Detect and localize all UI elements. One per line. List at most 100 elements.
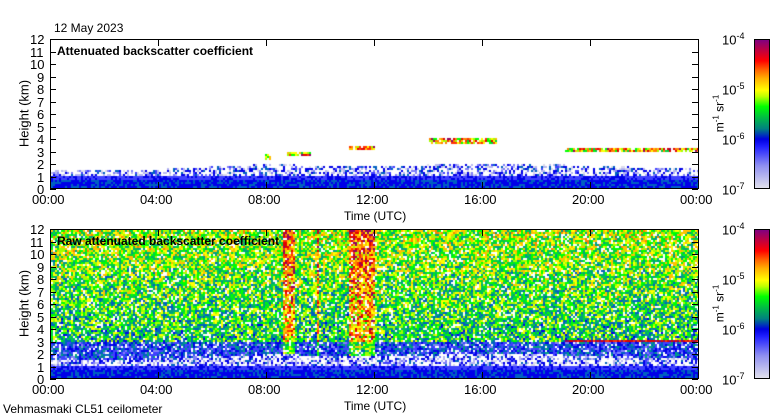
- x-tick: [50, 229, 51, 236]
- y-tick: [692, 139, 698, 140]
- y-tick: [50, 89, 56, 90]
- y-tick-label: 2: [37, 157, 45, 172]
- raw-backscatter-heatmap: [51, 230, 698, 378]
- y-tick: [50, 379, 56, 380]
- y-tick: [692, 304, 698, 305]
- x-tick: [50, 39, 51, 46]
- y-tick: [692, 291, 698, 293]
- y-tick-label: 1: [37, 359, 45, 375]
- y-tick: [692, 176, 698, 178]
- y-tick: [692, 76, 698, 78]
- y-tick: [692, 126, 698, 128]
- colorbar-tick-label: 10-6: [722, 131, 745, 148]
- y-tick-label: 5: [37, 119, 45, 135]
- x-tick: [482, 229, 483, 236]
- x-tick: [158, 182, 159, 189]
- y-tick: [692, 39, 698, 40]
- y-tick-label: 12: [30, 222, 45, 237]
- x-tick-label: 00:00: [32, 192, 65, 207]
- y-tick: [50, 64, 56, 65]
- x-tick-label: 04:00: [140, 382, 173, 397]
- colorbar-bottom: [754, 229, 770, 379]
- colorbar-tick-label: 10-4: [722, 221, 745, 238]
- y-axis-label: Height (km): [16, 269, 32, 338]
- y-tick-label: 1: [37, 169, 45, 185]
- y-tick: [50, 114, 56, 115]
- x-tick: [698, 229, 699, 236]
- y-tick: [692, 341, 698, 343]
- y-tick: [50, 304, 56, 305]
- y-tick: [692, 51, 698, 53]
- y-tick-label: 4: [37, 322, 45, 337]
- y-tick-label: 0: [37, 182, 45, 197]
- x-tick: [266, 39, 267, 46]
- y-tick-label: 9: [37, 69, 45, 85]
- y-tick: [50, 291, 56, 293]
- attenuated-backscatter-heatmap: [51, 40, 698, 188]
- x-tick-label: 00:00: [680, 382, 713, 397]
- y-tick-label: 7: [37, 284, 45, 300]
- y-tick-label: 2: [37, 347, 45, 362]
- y-tick: [692, 266, 698, 268]
- colorbar-tick-label: 10-7: [722, 371, 745, 388]
- y-tick-label: 10: [30, 57, 45, 72]
- y-tick: [50, 316, 56, 318]
- y-tick: [692, 189, 698, 190]
- x-tick: [590, 229, 591, 236]
- colorbar-tick-label: 10-5: [722, 271, 745, 288]
- x-tick-label: 20:00: [572, 192, 605, 207]
- x-tick-label: 12:00: [356, 192, 389, 207]
- attenuated-backscatter-panel: Attenuated backscatter coefficient: [50, 39, 699, 189]
- y-tick: [50, 354, 56, 355]
- raw-backscatter-panel: Raw attenuated backscatter coefficient: [50, 229, 699, 379]
- y-tick: [50, 189, 56, 190]
- date-label: 12 May 2023: [54, 21, 124, 35]
- y-tick-label: 12: [30, 32, 45, 47]
- x-tick: [50, 372, 51, 379]
- colorbar-tick-label: 10-5: [722, 81, 745, 98]
- y-tick: [50, 76, 56, 78]
- y-tick-label: 11: [30, 44, 44, 60]
- y-tick: [50, 279, 56, 280]
- x-tick: [482, 372, 483, 379]
- y-tick: [50, 229, 56, 230]
- y-tick: [692, 279, 698, 280]
- y-tick-label: 3: [37, 144, 45, 160]
- y-tick: [692, 151, 698, 153]
- x-tick: [590, 182, 591, 189]
- x-tick-label: 20:00: [572, 382, 605, 397]
- y-tick: [50, 151, 56, 153]
- x-tick: [158, 229, 159, 236]
- y-tick: [50, 366, 56, 368]
- x-tick: [374, 229, 375, 236]
- y-tick-label: 11: [30, 234, 44, 250]
- y-tick: [50, 341, 56, 343]
- y-tick-label: 9: [37, 259, 45, 275]
- colorbar-unit-label: m-1 sr-1: [711, 284, 727, 323]
- y-tick: [50, 266, 56, 268]
- y-tick-label: 8: [37, 82, 45, 97]
- x-tick-label: 00:00: [32, 382, 65, 397]
- y-tick: [692, 101, 698, 103]
- x-tick: [374, 182, 375, 189]
- instrument-label: Vehmasmaki CL51 ceilometer: [3, 402, 163, 416]
- y-tick: [50, 101, 56, 103]
- y-tick: [692, 329, 698, 330]
- y-tick: [692, 366, 698, 368]
- x-tick: [698, 182, 699, 189]
- x-tick-label: 08:00: [248, 382, 281, 397]
- y-tick-label: 8: [37, 272, 45, 287]
- y-tick: [692, 241, 698, 243]
- x-tick-label: 00:00: [680, 192, 713, 207]
- colorbar-tick-label: 10-4: [722, 31, 745, 48]
- y-tick: [692, 114, 698, 115]
- x-tick: [374, 39, 375, 46]
- y-tick-label: 10: [30, 247, 45, 262]
- panel-title: Raw attenuated backscatter coefficient: [57, 234, 280, 248]
- y-tick: [50, 39, 56, 40]
- x-tick: [482, 182, 483, 189]
- x-tick: [374, 372, 375, 379]
- x-axis-label: Time (UTC): [344, 209, 407, 223]
- y-tick: [692, 64, 698, 65]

:: GOAL ::
Give again the items starting with the line with "- x-tick: [50, 229, 51, 236]" and going on through the line with "- y-tick-label: 4: [37, 322, 45, 337]", copying each one exactly.

:: WRITTEN RESPONSE ::
- x-tick: [50, 229, 51, 236]
- y-tick: [692, 139, 698, 140]
- y-tick: [50, 89, 56, 90]
- y-tick-label: 2: [37, 157, 45, 172]
- raw-backscatter-heatmap: [51, 230, 698, 378]
- y-tick: [50, 379, 56, 380]
- y-tick: [692, 304, 698, 305]
- x-tick: [50, 39, 51, 46]
- y-tick: [692, 291, 698, 293]
- y-tick-label: 1: [37, 359, 45, 375]
- y-tick: [692, 176, 698, 178]
- y-tick: [692, 76, 698, 78]
- y-tick: [692, 126, 698, 128]
- colorbar-tick-label: 10-6: [722, 131, 745, 148]
- y-tick-label: 5: [37, 119, 45, 135]
- x-tick: [482, 229, 483, 236]
- x-tick: [158, 182, 159, 189]
- y-tick: [692, 39, 698, 40]
- y-tick-label: 12: [30, 222, 45, 237]
- x-tick-label: 00:00: [32, 192, 65, 207]
- y-tick: [50, 64, 56, 65]
- x-tick-label: 04:00: [140, 382, 173, 397]
- colorbar-bottom: [754, 229, 770, 379]
- colorbar-tick-label: 10-4: [722, 221, 745, 238]
- y-axis-label: Height (km): [16, 269, 32, 338]
- y-tick-label: 1: [37, 169, 45, 185]
- y-tick: [50, 114, 56, 115]
- x-tick: [698, 229, 699, 236]
- y-tick: [692, 341, 698, 343]
- y-tick: [50, 304, 56, 305]
- y-tick: [692, 51, 698, 53]
- y-tick-label: 4: [37, 322, 45, 337]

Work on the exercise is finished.